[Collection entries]
● ● ● ● ●
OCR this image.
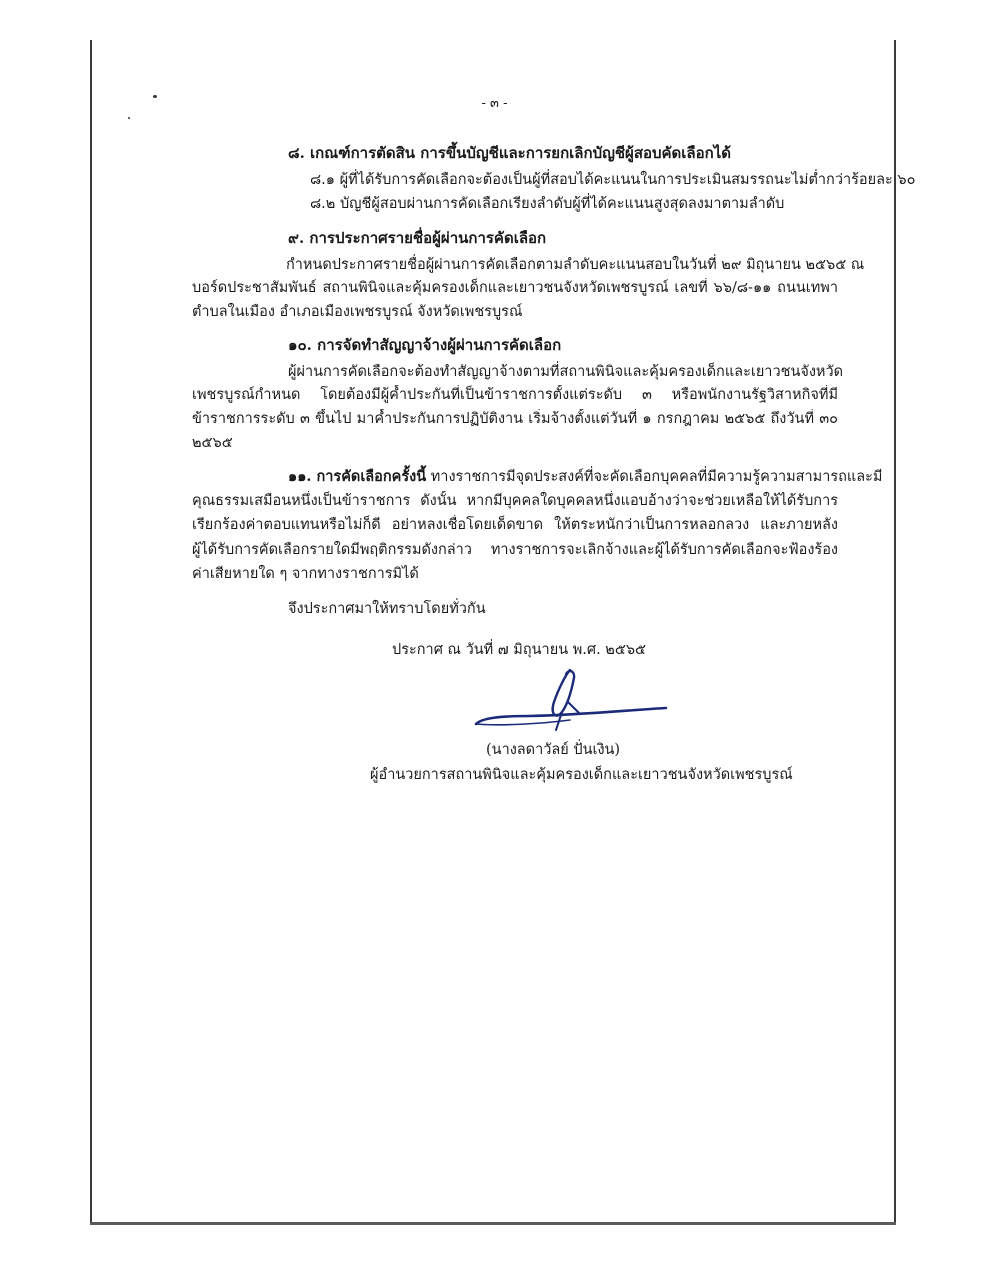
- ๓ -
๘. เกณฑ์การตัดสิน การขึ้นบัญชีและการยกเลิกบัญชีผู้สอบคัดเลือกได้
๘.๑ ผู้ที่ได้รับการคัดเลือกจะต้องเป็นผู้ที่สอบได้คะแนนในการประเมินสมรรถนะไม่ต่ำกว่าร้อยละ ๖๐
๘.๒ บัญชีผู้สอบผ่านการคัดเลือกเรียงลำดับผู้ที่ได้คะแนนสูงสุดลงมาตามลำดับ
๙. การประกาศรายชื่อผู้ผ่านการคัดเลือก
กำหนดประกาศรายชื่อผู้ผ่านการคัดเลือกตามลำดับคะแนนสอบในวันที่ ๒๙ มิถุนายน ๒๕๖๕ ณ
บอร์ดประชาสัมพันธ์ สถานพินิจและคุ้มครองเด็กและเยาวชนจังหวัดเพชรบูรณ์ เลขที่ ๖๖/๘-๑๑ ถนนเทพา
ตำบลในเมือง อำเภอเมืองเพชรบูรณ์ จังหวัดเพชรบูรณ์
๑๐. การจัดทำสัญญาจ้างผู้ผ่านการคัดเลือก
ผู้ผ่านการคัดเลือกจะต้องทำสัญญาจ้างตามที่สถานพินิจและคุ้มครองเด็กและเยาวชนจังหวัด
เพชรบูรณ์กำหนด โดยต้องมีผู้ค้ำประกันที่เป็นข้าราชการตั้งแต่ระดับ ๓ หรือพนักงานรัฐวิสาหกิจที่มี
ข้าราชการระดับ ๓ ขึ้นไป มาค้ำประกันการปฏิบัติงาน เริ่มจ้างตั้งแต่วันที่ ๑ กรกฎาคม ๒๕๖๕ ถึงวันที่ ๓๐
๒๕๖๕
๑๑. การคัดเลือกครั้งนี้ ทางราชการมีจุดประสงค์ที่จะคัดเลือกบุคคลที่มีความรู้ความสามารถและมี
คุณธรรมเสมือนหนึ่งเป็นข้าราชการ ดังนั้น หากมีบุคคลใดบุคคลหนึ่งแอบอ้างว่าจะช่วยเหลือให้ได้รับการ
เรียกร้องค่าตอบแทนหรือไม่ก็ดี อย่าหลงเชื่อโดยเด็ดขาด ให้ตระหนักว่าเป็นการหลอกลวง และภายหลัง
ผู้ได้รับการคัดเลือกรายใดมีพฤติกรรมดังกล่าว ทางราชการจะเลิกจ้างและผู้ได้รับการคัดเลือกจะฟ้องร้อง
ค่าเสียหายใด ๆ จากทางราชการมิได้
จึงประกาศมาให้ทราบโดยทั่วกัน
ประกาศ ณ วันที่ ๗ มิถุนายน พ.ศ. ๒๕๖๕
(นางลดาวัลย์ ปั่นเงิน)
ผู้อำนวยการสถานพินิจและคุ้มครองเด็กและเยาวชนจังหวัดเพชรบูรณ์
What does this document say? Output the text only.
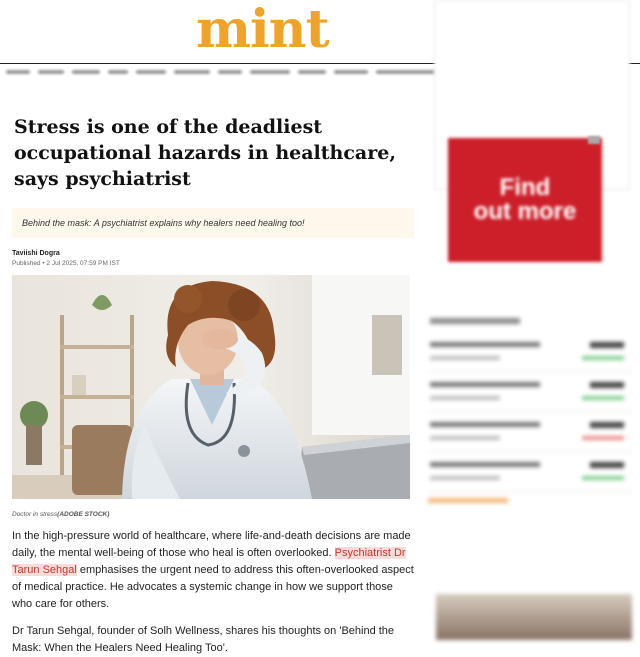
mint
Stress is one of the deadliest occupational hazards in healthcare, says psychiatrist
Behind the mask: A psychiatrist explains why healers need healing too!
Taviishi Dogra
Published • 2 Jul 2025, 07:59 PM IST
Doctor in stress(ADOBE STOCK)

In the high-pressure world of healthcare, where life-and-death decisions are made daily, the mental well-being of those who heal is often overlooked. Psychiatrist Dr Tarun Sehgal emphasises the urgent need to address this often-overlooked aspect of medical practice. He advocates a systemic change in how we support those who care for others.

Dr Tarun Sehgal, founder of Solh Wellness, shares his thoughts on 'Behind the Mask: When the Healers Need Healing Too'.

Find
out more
● ● ● ● ●
# [Prompt]
Exactly reproduce the entries above, minus the pictures.

# [Expected answer]
OCR this image.
- ๓ -
๘. เกณฑ์การตัดสิน การขึ้นบัญชีและการยกเลิกบัญชีผู้สอบคัดเลือกได้
๘.๑ ผู้ที่ได้รับการคัดเลือกจะต้องเป็นผู้ที่สอบได้คะแนนในการประเมินสมรรถนะไม่ต่ำกว่าร้อยละ ๖๐
๘.๒ บัญชีผู้สอบผ่านการคัดเลือกเรียงลำดับผู้ที่ได้คะแนนสูงสุดลงมาตามลำดับ
๙. การประกาศรายชื่อผู้ผ่านการคัดเลือก
กำหนดประกาศรายชื่อผู้ผ่านการคัดเลือกตามลำดับคะแนนสอบในวันที่ ๒๙ มิถุนายน ๒๕๖๕ ณ
บอร์ดประชาสัมพันธ์ สถานพินิจและคุ้มครองเด็กและเยาวชนจังหวัดเพชรบูรณ์ เลขที่ ๖๖/๘-๑๑ ถนนเทพา
ตำบลในเมือง อำเภอเมืองเพชรบูรณ์ จังหวัดเพชรบูรณ์
๑๐. การจัดทำสัญญาจ้างผู้ผ่านการคัดเลือก
ผู้ผ่านการคัดเลือกจะต้องทำสัญญาจ้างตามที่สถานพินิจและคุ้มครองเด็กและเยาวชนจังหวัด
เพชรบูรณ์กำหนด โดยต้องมีผู้ค้ำประกันที่เป็นข้าราชการตั้งแต่ระดับ ๓ หรือพนักงานรัฐวิสาหกิจที่มี
ข้าราชการระดับ ๓ ขึ้นไป มาค้ำประกันการปฏิบัติงาน เริ่มจ้างตั้งแต่วันที่ ๑ กรกฎาคม ๒๕๖๕ ถึงวันที่ ๓๐
๒๕๖๕
๑๑. การคัดเลือกครั้งนี้ ทางราชการมีจุดประสงค์ที่จะคัดเลือกบุคคลที่มีความรู้ความสามารถและมี
คุณธรรมเสมือนหนึ่งเป็นข้าราชการ ดังนั้น หากมีบุคคลใดบุคคลหนึ่งแอบอ้างว่าจะช่วยเหลือให้ได้รับการ
เรียกร้องค่าตอบแทนหรือไม่ก็ดี อย่าหลงเชื่อโดยเด็ดขาด ให้ตระหนักว่าเป็นการหลอกลวง และภายหลัง
ผู้ได้รับการคัดเลือกรายใดมีพฤติกรรมดังกล่าว ทางราชการจะเลิกจ้างและผู้ได้รับการคัดเลือกจะฟ้องร้อง
ค่าเสียหายใด ๆ จากทางราชการมิได้
จึงประกาศมาให้ทราบโดยทั่วกัน
ประกาศ ณ วันที่ ๗ มิถุนายน พ.ศ. ๒๕๖๕
(นางลดาวัลย์ ปั่นเงิน)
ผู้อำนวยการสถานพินิจและคุ้มครองเด็กและเยาวชนจังหวัดเพชรบูรณ์
What does this document say? Output the text only.
mint
Stress is one of the deadliest occupational hazards in healthcare, says psychiatrist
Behind the mask: A psychiatrist explains why healers need healing too!
Taviishi Dogra
Published • 2 Jul 2025, 07:59 PM IST
Doctor in stress(ADOBE STOCK)

In the high-pressure world of healthcare, where life-and-death decisions are made daily, the mental well-being of those who heal is often overlooked. Psychiatrist Dr Tarun Sehgal emphasises the urgent need to address this often-overlooked aspect of medical practice. He advocates a systemic change in how we support those who care for others.

Dr Tarun Sehgal, founder of Solh Wellness, shares his thoughts on 'Behind the Mask: When the Healers Need Healing Too'.

Find
out more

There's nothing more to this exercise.